Direction 1 =
List the RDKit function names given in parentheses for the descriptors in the RDKit descriptors tutorial.
Direction 2 =
Extend the RDKit descriptors tutorial, picking up right after its last code line.

Source =
>> Begin

Molecular Descriptors#

Molecular descriptors are properties of molecules which can be analyzed using statistical methods to make predictions about molecular properties. You can see a full list of RDKit descriptors or see the module documentation. RDKit has a module which can be used to retrieve and calculate molecular descriptors.

To get molecular descriptors from RDKit, we import the Descriptors module.

from rdkit.Chem import Descriptors

Some molecular descriptors we might be interested in are:

  1. Heavy Atom Count (HeavyAtomCount)

  2. Number of hydrogen bond acceptrs (NumHAcceptors)

  3. Number of hydrogen bond donors (NumHDonors)

  4. Number of valence electrons (NumValenceElectrons)

  5. Molecular weight (MolWt)

  6. Number of aromatic rings (NumAromaticRings) And many others!

To get the descritpor you’re interested in, the syntax is

Descriptors.DescriptorName(molecule_variable)
print("Printing info for benzene:")
print(f"The molecular weight is {Descriptors.MolWt(benzene)}")
print(f"The number of aromatic rings is {Descriptors.NumAromaticRings(benzene)}")

>> End

Information shown =
>> Begin

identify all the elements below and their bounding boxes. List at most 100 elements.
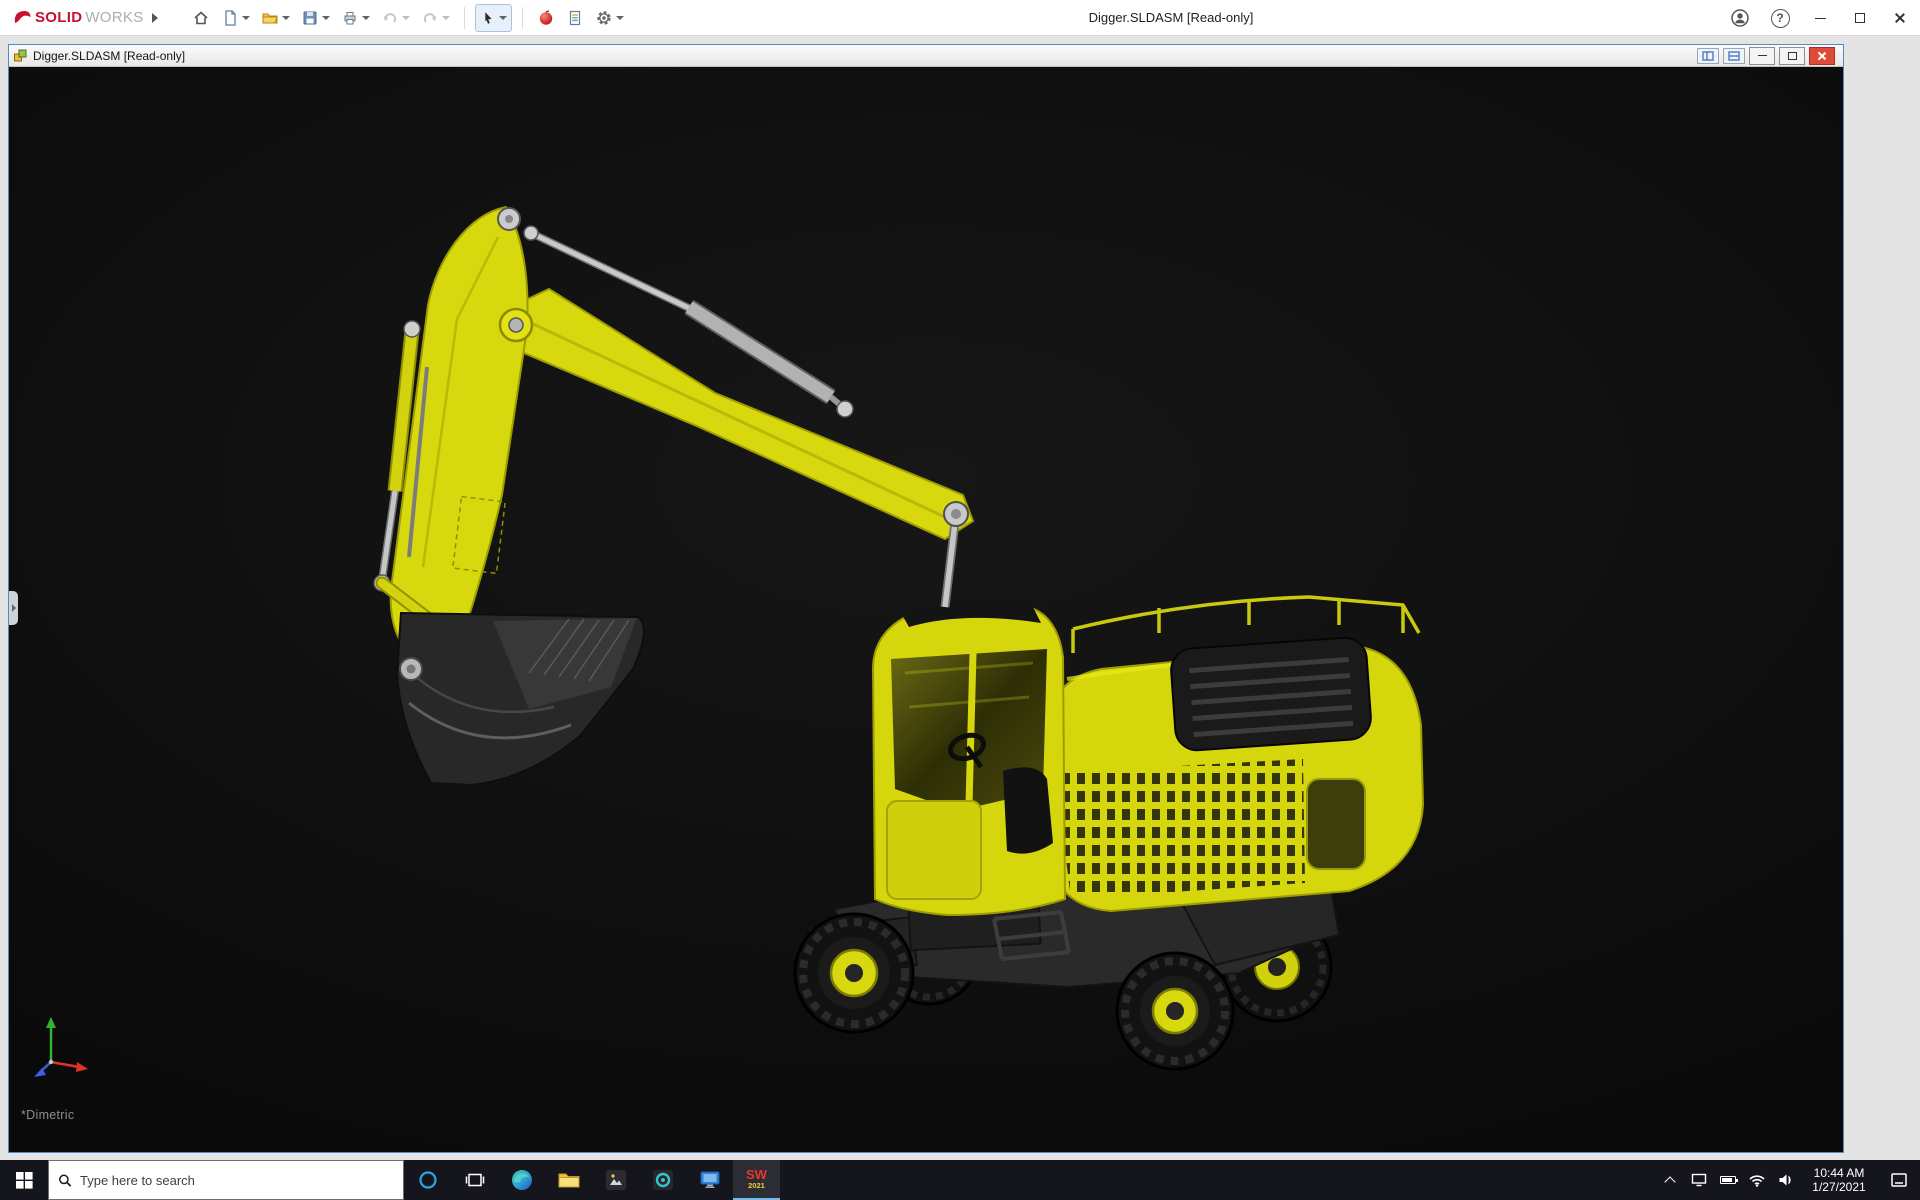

>> End

Expected output 1 =
HeavyAtomCount, NumHAcceptors, NumHDonors, NumValenceElectrons, MolWt, NumAromaticRings

Expected output 2 =
Printing info for benzene:
The molecular weight is 78.11399999999999
The number of aromatic rings is 1

Stereochemistry#

# Can tell us how many stereocenters
Chem.rdMolDescriptors.CalcNumAtomStereoCenters(phenylalanine)
1
# Can tell us the atom number and the orientation
print(Chem.FindMolChiralCenters(phenylalanine, includeUnassigned=True))
print(Chem.FindMolChiralCenters(l_phenylalanine, includeUnassigned=True))
[(7, '?')]
[(7, 'S')]
# Can generate stereoisomers
from rdkit.Chem.EnumerateStereoisomers import EnumerateStereoisomers, StereoEnumerationOptions

stereo = list(EnumerateStereoisomers(phenylalanine))

print(f"Generated {len(stereo)} stereoisomers.")
Generated 2 stereoisomers.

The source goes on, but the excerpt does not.